__Instructions to follow__. Retype each entry below exactly as it stands.

[Start of Input records]

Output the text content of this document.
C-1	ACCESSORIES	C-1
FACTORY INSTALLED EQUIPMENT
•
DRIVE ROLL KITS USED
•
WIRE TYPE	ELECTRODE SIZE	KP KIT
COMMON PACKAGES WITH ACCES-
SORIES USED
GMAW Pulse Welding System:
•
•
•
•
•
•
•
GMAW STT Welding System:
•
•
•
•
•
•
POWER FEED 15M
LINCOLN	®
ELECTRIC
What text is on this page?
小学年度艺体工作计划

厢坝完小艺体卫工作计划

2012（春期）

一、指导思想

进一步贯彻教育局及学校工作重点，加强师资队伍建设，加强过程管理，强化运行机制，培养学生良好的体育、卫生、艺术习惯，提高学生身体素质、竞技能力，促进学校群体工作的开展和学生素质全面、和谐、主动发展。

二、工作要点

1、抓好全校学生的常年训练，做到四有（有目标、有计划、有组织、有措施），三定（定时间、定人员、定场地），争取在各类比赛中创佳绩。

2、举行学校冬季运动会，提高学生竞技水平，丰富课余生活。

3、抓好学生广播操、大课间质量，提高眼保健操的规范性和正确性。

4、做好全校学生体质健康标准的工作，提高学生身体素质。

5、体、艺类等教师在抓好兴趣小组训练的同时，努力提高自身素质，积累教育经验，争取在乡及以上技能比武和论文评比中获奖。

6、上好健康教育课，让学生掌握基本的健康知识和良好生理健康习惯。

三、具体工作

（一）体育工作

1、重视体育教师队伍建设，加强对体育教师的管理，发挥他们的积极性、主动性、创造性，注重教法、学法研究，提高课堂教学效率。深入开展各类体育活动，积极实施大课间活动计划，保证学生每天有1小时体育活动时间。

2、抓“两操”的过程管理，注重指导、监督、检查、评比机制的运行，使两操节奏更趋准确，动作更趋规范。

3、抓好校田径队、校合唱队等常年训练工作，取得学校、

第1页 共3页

[End of Input records]

__Full solution__.
Output the text content of this document.
C-1	ACCESSORIES	C-1
FACTORY INSTALLED EQUIPMENT
•
DRIVE ROLL KITS USED
•
WIRE TYPE	ELECTRODE SIZE	KP KIT
COMMON PACKAGES WITH ACCES-
SORIES USED
GMAW Pulse Welding System:
•
•
•
•
•
•
•
GMAW STT Welding System:
•
•
•
•
•
•
POWER FEED 15M
LINCOLN	®
ELECTRIC
What text is on this page?
小学年度艺体工作计划

厢坝完小艺体卫工作计划

2012（春期）

一、指导思想

进一步贯彻教育局及学校工作重点，加强师资队伍建设，加强过程管理，强化运行机制，培养学生良好的体育、卫生、艺术习惯，提高学生身体素质、竞技能力，促进学校群体工作的开展和学生素质全面、和谐、主动发展。

二、工作要点

1、抓好全校学生的常年训练，做到四有（有目标、有计划、有组织、有措施），三定（定时间、定人员、定场地），争取在各类比赛中创佳绩。

2、举行学校冬季运动会，提高学生竞技水平，丰富课余生活。

3、抓好学生广播操、大课间质量，提高眼保健操的规范性和正确性。

4、做好全校学生体质健康标准的工作，提高学生身体素质。

5、体、艺类等教师在抓好兴趣小组训练的同时，努力提高自身素质，积累教育经验，争取在乡及以上技能比武和论文评比中获奖。

6、上好健康教育课，让学生掌握基本的健康知识和良好生理健康习惯。

三、具体工作

（一）体育工作

1、重视体育教师队伍建设，加强对体育教师的管理，发挥他们的积极性、主动性、创造性，注重教法、学法研究，提高课堂教学效率。深入开展各类体育活动，积极实施大课间活动计划，保证学生每天有1小时体育活动时间。

2、抓“两操”的过程管理，注重指导、监督、检查、评比机制的运行，使两操节奏更趋准确，动作更趋规范。

3、抓好校田径队、校合唱队等常年训练工作，取得学校、

第1页 共3页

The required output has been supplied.